===== Records for the exercise =====

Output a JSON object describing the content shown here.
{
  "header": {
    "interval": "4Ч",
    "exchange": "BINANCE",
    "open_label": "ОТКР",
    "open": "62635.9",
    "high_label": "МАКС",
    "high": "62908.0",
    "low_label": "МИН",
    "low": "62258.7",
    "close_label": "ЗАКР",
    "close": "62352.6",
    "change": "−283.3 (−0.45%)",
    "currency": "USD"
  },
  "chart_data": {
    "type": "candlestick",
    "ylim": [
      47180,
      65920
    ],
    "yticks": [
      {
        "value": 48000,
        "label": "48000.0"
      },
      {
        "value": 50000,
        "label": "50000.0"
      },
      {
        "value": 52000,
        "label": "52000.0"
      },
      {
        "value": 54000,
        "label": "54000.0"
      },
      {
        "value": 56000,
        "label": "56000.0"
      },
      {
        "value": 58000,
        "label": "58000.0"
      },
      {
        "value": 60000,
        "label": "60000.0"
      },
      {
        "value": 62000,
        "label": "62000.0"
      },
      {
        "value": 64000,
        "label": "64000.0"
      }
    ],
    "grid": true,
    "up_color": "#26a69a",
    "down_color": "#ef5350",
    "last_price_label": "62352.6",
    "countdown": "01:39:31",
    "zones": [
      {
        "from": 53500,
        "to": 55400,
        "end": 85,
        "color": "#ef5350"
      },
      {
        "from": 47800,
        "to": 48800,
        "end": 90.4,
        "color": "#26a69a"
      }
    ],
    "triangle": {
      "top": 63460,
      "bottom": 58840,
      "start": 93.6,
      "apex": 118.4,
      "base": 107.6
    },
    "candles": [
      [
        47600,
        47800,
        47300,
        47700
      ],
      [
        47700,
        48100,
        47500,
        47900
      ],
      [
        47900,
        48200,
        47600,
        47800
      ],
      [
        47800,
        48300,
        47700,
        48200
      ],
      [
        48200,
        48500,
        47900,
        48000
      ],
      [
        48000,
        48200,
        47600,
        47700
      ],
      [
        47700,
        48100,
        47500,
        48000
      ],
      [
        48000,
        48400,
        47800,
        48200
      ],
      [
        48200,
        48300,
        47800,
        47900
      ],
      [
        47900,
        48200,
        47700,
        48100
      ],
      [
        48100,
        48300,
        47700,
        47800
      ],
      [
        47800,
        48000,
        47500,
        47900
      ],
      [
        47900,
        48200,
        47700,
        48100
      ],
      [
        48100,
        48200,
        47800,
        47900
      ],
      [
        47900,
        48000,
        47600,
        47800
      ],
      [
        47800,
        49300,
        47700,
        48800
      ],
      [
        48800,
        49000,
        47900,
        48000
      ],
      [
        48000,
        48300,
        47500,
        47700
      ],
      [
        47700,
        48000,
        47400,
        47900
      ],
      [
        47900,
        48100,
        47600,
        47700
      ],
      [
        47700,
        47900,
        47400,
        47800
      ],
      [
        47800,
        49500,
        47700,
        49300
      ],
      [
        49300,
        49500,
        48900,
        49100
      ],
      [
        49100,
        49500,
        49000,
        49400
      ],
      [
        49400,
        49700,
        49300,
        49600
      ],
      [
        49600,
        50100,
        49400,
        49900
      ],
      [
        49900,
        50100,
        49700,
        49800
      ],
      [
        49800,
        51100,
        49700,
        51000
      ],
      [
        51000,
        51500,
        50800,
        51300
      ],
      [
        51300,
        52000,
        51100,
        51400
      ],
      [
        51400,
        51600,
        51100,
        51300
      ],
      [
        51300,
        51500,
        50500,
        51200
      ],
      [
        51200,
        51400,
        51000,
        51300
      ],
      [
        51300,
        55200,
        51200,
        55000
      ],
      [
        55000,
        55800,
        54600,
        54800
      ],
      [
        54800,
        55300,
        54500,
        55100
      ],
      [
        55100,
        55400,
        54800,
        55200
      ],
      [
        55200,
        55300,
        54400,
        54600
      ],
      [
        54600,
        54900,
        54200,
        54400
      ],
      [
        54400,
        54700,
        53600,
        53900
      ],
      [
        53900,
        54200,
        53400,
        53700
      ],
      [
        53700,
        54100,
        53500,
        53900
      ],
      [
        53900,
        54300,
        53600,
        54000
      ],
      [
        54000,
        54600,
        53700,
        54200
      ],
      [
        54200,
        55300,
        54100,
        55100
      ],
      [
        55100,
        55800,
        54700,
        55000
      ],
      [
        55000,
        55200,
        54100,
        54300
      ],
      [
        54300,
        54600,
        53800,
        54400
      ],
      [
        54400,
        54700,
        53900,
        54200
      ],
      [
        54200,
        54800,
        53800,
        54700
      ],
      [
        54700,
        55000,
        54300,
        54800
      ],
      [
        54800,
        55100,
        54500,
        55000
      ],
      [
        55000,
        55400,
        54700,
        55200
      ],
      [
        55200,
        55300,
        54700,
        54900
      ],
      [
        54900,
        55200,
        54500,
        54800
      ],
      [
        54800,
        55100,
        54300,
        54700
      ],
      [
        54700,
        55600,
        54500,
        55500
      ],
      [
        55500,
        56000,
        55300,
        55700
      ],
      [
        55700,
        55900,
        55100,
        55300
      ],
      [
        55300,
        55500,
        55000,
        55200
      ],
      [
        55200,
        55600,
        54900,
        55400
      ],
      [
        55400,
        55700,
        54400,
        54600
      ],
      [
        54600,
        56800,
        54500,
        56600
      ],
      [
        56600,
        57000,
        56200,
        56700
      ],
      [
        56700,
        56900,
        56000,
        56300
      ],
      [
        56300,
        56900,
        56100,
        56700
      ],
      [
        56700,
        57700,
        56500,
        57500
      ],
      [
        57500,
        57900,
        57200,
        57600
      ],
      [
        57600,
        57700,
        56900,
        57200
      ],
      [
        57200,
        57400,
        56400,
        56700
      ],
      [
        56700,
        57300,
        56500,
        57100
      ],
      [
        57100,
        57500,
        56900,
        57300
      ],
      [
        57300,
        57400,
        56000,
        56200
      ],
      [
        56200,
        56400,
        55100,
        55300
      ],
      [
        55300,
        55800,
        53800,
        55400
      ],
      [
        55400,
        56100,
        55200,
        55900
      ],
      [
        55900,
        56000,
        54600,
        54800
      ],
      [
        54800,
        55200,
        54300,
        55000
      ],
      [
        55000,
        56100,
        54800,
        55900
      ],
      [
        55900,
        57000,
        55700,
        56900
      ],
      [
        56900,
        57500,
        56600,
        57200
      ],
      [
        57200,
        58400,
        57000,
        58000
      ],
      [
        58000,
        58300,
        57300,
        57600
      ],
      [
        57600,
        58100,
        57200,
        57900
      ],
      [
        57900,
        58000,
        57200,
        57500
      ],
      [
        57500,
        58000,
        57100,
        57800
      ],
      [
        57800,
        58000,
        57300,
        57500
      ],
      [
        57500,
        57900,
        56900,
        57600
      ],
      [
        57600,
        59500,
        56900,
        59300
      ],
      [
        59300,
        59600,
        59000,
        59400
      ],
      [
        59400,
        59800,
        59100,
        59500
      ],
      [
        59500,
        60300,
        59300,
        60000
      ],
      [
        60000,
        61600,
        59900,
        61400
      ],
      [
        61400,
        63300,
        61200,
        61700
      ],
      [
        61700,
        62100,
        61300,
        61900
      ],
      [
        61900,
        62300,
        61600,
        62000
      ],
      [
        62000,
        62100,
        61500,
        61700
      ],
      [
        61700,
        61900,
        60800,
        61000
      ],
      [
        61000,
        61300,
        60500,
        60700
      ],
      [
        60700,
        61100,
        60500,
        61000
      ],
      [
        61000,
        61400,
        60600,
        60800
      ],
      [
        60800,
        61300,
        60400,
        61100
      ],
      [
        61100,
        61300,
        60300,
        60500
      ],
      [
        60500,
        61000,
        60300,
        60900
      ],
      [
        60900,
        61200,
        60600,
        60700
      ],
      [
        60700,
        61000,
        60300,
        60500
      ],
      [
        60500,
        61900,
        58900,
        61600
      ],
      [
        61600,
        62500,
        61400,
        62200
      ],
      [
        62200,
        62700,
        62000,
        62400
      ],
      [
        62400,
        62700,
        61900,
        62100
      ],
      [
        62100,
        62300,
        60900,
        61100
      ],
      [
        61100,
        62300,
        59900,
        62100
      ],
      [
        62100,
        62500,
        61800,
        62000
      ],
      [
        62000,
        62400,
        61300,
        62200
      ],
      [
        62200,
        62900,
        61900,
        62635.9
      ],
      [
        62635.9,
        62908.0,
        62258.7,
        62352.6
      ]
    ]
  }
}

=====

● Work required
In the entries above, count each line with "value"; reply with the total only.

● Expected answer
9